Material:
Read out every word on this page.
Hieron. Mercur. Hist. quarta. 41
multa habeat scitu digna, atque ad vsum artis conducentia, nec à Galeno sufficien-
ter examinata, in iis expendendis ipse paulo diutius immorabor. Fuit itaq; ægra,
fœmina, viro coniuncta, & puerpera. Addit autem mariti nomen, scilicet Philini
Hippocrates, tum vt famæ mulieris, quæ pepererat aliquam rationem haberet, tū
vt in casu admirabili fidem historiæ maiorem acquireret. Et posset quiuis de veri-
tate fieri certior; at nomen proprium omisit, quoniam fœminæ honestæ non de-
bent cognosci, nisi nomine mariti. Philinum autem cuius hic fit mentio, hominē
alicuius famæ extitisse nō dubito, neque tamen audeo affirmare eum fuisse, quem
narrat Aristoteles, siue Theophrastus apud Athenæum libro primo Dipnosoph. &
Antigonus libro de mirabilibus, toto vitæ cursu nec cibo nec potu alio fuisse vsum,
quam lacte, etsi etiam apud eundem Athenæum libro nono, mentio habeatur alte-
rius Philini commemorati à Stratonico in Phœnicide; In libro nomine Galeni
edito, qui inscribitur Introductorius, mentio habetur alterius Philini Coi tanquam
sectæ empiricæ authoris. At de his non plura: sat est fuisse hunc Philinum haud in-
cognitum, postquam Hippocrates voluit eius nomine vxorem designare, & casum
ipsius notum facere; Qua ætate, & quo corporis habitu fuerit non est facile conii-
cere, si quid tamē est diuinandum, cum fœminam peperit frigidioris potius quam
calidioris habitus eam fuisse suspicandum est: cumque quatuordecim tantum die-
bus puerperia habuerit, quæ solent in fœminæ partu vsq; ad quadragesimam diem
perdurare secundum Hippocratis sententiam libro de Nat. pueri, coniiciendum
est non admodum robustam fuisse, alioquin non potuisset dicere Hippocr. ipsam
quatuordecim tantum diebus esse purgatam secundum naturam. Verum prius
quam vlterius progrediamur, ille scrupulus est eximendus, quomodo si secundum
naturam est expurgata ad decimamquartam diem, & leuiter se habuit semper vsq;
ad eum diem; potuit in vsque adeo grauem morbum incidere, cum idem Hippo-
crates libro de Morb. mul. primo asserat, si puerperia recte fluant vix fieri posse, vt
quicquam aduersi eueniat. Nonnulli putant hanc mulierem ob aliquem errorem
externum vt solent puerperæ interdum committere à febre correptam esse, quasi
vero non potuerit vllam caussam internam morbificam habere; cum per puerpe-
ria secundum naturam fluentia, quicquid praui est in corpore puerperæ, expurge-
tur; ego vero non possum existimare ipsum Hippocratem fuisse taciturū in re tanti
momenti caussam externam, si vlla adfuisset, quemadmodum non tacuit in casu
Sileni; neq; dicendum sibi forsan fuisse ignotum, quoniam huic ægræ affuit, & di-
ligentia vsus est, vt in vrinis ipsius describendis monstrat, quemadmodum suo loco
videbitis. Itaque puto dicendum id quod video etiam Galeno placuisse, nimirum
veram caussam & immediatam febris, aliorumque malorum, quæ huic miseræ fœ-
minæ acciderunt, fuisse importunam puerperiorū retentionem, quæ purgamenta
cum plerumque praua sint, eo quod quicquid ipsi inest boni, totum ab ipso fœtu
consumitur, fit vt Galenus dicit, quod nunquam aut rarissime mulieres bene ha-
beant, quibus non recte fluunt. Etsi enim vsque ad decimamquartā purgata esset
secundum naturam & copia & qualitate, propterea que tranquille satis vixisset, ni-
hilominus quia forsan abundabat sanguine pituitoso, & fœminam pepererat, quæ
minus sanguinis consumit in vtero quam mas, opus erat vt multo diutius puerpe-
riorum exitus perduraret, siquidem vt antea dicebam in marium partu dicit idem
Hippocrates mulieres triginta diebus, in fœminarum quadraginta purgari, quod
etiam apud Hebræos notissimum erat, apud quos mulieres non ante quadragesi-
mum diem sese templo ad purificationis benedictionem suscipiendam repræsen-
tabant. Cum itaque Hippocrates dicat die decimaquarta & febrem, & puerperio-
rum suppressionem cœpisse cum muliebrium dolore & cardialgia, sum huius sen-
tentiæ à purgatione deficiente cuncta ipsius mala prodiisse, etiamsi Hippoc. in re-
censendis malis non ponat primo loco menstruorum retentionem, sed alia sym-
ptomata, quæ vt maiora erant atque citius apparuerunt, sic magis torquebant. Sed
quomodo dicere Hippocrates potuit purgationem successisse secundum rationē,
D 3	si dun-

Description of the task:
Locate the word "partu" in the records above, and return each line that has it.

Answer to the exercise:
bus puerperia habuerit, quæ solent in fœminæ partu vsq; ad quadragesimam diem
riorum exitus perduraret, siquidem vt antea dicebam in marium partu dicit idem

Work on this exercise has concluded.